### Excerpt provided
A refreshing tale told with imaginative short stories
Shoot!
By George Bowering
New Star Books
253 pages (sc)
$19.00
Review by Chereise Morris
Shoot! Is set in the late 19th century in British Columbia and focuses on the little known McLean gang which was notorious in their day.
Shoot! begins with the McLean boys' parents background, going on to pieces of the boys lives, then illustrating how their hatred for rich ranchers and ‘land grabbers’ eventually leads them to their execution.
The McLean gang consisted of three McLean brothers Allan, Charlie, Archie and one friend Alex Hare; they are all Métis and come from abusive or negative parents. Raised with no real place in the world the boys seek to carve out their own place with lives full of crime and bragging.
They rampage across the high Chilcotin ranch country of British Columbia in the 1870s, cattle rustling, stealing and eventually murdering two men in cold blood; this act sparks the change from wanted posters to a posse of over 100 men giving chase. At the time of their execution the youngest of the gang was 14 years old.
With approximately 60 books under his belt the British Columbian, award-winning author George Bowering began writing fiction novels in 1967. Born in 1935 with a B.A. in history as well as a M.A. in English literature, Bowering has been recognized as one of the foremost Canadian writers of his generation.
The book has so many threads of different ‘side’ stories, readers will have to pay close attention to grasp the complexities of the tale. At random, the book will wander from the McLean’s to provide imaginative short stories in the same premise of the times, further illustrating the machinations of the storyline.
Shoot! is a book of historiographic metafiction filled mainly with examples of the prevalent prejudice of that century and followed closely by injustice, greed and violence.
The book is loaded with examples of racism in part when referring to the Mclean brothers. Near the end of the novel, when the judge is ‘explaining’ to the courtroom the ‘epidemic’ of ‘half breeds’ and states that the mixture of the white man with an Indian woman provides the offspring with a level of ‘training’ from the fathers blood but still not up to the ‘father's grade’.
Shoot! is made interesting by the detailed attributes of each member of the gang, provided or imagined by Bowering, which when mixed with the little published facts about the gang makes for a refreshing tale.

### Exercise set
1. Answer these from the review:
(a) How many men joined the posse that chased the gang?
(b) In what year did George Bowering begin writing fiction novels?
(c) How old was the youngest gang member at the time of the execution?
2. According to the review, why will readers of Shoot! need to pay close attention? Answer in one to three sentences.
3. Reproduce word for word the passage of the review that begins at the words "Shoot! is made" and stops after "a refreshing tale.".

### Provided records
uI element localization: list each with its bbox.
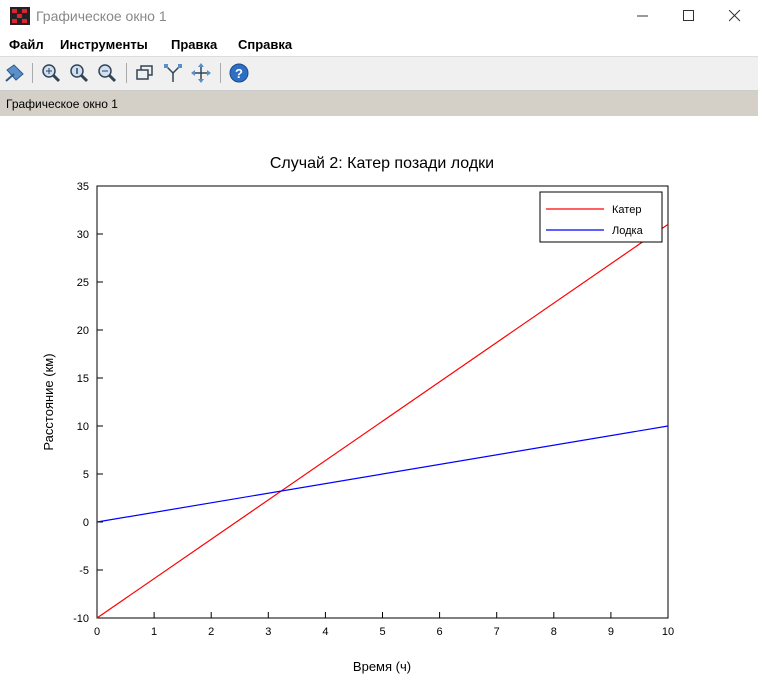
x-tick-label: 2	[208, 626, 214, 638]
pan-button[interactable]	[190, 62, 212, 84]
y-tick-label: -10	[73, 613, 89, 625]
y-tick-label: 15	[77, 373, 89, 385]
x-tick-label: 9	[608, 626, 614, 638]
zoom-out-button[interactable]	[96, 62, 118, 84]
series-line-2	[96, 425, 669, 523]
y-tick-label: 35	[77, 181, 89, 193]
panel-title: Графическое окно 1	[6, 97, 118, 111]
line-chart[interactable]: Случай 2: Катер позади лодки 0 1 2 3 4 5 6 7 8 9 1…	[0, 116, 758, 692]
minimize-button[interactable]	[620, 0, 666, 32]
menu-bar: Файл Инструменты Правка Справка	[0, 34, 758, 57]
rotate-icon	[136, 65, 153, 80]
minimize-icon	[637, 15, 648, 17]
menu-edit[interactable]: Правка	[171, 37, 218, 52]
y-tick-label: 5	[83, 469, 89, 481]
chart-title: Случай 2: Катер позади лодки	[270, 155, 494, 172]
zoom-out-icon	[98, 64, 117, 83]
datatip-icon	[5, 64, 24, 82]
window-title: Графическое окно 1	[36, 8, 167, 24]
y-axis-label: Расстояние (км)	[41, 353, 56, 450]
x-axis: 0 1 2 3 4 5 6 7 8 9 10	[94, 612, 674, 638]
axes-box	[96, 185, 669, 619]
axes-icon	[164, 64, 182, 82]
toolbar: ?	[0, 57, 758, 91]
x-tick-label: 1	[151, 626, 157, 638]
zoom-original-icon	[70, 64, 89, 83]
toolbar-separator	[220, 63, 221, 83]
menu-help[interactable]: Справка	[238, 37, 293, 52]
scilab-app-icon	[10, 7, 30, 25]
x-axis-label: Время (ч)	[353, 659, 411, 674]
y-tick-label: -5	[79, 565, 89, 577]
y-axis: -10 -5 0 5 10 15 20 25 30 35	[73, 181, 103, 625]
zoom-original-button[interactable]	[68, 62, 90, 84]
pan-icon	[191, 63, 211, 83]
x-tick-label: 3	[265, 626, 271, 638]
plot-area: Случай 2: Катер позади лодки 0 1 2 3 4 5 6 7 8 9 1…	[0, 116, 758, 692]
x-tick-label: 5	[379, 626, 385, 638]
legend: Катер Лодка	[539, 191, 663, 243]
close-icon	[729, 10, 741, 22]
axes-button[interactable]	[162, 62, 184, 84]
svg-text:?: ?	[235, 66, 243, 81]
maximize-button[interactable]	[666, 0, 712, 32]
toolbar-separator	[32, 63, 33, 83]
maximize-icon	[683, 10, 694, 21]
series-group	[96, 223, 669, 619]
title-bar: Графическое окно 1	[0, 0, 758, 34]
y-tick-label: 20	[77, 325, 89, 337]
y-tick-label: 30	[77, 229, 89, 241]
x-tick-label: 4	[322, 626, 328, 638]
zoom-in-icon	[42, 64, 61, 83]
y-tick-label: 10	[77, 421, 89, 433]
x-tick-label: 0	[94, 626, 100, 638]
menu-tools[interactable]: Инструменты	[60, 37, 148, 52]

### Solutions per task
1.
(a) Over 100 men.
(b) 1967.
(c) 14 years old.

2. The book has many threads of different side stories, so readers must pay close attention to grasp the complexities of the tale. It also wanders at random away from the McLeans into imaginative short stories set in the same times.

3.
Shoot! is made interesting by the detailed attributes of each member of the gang, provided or imagined by Bowering, which when mixed with the little published facts about the gang makes for a refreshing tale.